====== SOURCE PASSAGE ======

Sujet : Re: In-Memory Computing
De : mitchalsup (at) *nospam* aol.com (MitchAlsup1)
Groupes : comp.archDate : 18. Nov 2024, 22:21:11
Autres entêtes
Organisation : Rocksolid Light
Message-ID : <752803a6051f36832a91ec6c8c3dcdf2@www.novabbs.org>
References : 1 2 3 4 5
User-Agent : Rocksolid Light
On Mon, 18 Nov 2024 18:50:46 +0000, Thomas Koenig wrote:
MitchAlsup1 <mitchalsup@aol.com> schrieb:
>
In a Sph. project, we were given a ferrite core (~1 pound) and were told
to use it as a counter, adding up when a new car entered a parking lot,
and subtracting down when a car left. So, doing arithmetic in ferrite
cores has been around for a very long time, indeed. {{OH, BTW, the
purpose of the count was to prevent overflowing of the parking lot}}
>
Sounds like an interesting project, I assume you could add some
extra logic :-)
>
Were there enough cores so you could use a one-hot representation,
or did you have to do something more elaborate?
We use the hysteresis of the core to do the counting.
There was only 1 core.
Each count took a unit of energy to up/down count.

====== EXTRACTED RECORDS ======

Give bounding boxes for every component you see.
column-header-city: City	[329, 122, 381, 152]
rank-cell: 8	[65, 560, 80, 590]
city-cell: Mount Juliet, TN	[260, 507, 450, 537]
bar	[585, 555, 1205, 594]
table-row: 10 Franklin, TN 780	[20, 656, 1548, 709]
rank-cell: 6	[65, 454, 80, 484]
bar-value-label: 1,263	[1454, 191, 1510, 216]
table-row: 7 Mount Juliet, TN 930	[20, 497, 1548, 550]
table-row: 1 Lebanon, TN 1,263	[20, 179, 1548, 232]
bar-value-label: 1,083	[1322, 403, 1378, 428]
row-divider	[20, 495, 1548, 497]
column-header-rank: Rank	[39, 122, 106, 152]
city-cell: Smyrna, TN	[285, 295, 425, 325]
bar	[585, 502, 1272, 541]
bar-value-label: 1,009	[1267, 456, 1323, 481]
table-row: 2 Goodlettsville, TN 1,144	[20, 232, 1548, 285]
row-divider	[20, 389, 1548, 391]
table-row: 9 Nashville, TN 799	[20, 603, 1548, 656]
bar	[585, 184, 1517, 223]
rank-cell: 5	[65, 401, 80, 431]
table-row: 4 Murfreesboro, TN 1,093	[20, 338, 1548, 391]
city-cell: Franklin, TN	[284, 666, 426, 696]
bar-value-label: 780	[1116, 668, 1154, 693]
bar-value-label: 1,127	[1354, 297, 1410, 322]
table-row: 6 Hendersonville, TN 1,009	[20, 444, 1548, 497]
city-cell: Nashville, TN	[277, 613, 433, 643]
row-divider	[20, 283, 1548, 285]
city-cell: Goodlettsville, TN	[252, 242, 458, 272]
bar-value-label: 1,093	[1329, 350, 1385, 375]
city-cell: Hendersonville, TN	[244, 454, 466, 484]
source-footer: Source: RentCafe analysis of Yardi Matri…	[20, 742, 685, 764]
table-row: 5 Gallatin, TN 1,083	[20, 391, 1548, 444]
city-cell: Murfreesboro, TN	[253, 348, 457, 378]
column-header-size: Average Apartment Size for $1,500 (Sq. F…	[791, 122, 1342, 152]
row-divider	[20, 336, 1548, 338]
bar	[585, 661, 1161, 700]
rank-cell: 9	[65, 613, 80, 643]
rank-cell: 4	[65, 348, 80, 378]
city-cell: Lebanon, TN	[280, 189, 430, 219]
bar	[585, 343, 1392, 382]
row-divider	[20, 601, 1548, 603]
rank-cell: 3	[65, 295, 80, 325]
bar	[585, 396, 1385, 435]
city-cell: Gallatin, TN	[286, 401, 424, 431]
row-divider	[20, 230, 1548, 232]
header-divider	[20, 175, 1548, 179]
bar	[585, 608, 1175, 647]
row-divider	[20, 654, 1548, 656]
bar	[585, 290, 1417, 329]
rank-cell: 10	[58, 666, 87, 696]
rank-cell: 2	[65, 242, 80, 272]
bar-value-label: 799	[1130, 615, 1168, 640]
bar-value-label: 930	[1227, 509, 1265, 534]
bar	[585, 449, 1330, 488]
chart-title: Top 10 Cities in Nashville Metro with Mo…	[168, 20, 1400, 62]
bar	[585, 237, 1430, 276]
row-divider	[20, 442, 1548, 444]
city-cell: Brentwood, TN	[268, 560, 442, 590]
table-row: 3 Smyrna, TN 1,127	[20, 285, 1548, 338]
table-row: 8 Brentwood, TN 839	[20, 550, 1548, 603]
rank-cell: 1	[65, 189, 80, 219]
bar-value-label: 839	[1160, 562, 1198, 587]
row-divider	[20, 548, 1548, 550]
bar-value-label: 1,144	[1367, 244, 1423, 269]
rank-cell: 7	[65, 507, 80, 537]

======

[YOUR INSTRUCTIONS] Reproduce the newsgroup post on in-memory computing in its entirety, with every character unchanged.

[RESULT FOR THIS EXERCISE]
Sujet : Re: In-Memory Computing
De : mitchalsup (at) *nospam* aol.com (MitchAlsup1)
Groupes : comp.archDate : 18. Nov 2024, 22:21:11
Autres entêtes
Organisation : Rocksolid Light
Message-ID : <752803a6051f36832a91ec6c8c3dcdf2@www.novabbs.org>
References : 1 2 3 4 5
User-Agent : Rocksolid Light
On Mon, 18 Nov 2024 18:50:46 +0000, Thomas Koenig wrote:
MitchAlsup1 <mitchalsup@aol.com> schrieb:
>
In a Sph. project, we were given a ferrite core (~1 pound) and were told
to use it as a counter, adding up when a new car entered a parking lot,
and subtracting down when a car left. So, doing arithmetic in ferrite
cores has been around for a very long time, indeed. {{OH, BTW, the
purpose of the count was to prevent overflowing of the parking lot}}
>
Sounds like an interesting project, I assume you could add some
extra logic :-)
>
Were there enough cores so you could use a one-hot representation,
or did you have to do something more elaborate?
We use the hysteresis of the core to do the counting.
There was only 1 core.
Each count took a unit of energy to up/down count.